From the entries below, copy every line holding the word "Rendering".

==================================================

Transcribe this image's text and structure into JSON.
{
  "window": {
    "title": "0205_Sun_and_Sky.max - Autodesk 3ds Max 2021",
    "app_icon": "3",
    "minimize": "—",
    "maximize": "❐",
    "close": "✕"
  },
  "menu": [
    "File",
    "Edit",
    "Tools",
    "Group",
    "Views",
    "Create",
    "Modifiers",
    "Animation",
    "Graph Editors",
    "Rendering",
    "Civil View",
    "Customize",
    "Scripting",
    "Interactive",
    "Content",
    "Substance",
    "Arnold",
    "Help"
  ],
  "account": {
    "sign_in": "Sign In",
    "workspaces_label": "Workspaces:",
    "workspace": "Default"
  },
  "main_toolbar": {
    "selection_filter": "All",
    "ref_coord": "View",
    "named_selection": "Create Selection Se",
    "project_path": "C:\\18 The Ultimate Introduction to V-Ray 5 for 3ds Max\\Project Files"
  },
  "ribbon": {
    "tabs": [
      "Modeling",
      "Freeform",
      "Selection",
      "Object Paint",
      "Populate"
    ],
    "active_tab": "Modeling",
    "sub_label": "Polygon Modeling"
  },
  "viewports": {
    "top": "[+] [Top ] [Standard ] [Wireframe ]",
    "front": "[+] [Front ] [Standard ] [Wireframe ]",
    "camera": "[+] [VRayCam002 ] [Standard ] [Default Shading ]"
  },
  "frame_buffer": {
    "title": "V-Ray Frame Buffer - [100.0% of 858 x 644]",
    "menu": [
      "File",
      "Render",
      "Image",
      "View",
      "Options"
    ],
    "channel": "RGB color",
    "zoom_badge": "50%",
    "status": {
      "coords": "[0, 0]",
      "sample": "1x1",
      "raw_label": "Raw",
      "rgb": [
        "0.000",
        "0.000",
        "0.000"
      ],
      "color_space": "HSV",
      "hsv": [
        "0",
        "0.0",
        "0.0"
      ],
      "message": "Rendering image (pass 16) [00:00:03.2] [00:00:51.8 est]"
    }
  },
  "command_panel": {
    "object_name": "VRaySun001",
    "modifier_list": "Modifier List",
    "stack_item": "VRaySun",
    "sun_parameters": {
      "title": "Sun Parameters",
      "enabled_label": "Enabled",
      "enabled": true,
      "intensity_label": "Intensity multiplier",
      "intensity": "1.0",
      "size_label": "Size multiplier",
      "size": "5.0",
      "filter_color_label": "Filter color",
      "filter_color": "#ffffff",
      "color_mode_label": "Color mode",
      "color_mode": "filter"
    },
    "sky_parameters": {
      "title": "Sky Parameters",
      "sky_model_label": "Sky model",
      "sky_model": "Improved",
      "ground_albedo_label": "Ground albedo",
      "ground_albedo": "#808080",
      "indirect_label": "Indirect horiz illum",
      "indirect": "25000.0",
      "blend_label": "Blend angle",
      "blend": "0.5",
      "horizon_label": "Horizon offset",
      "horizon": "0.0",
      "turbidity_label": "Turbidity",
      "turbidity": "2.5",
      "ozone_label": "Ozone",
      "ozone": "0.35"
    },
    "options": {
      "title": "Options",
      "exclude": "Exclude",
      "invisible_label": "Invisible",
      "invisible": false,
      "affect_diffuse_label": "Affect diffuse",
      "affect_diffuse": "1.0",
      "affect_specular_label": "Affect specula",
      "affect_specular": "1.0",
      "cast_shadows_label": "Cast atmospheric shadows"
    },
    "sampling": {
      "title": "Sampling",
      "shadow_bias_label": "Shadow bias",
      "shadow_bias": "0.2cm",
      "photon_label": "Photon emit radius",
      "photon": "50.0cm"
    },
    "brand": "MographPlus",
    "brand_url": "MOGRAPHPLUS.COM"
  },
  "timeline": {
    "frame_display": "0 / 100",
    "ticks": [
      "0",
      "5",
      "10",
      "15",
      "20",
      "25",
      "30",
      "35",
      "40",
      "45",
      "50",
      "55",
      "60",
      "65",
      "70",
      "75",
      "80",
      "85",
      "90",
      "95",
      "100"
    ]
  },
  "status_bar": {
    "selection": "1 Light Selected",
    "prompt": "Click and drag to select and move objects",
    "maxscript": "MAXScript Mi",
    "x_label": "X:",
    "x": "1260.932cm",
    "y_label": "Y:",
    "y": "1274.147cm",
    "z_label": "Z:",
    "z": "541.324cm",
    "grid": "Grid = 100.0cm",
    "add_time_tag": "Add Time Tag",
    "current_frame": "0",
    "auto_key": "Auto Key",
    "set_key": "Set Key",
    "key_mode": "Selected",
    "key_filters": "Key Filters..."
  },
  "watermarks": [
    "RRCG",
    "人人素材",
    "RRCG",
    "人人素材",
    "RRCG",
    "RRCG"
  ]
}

==================================================

* **Answer to this problem**:
    "Rendering",
      "message": "Rendering image (pass 16) [00:00:03.2] [00:00:51.8 est]"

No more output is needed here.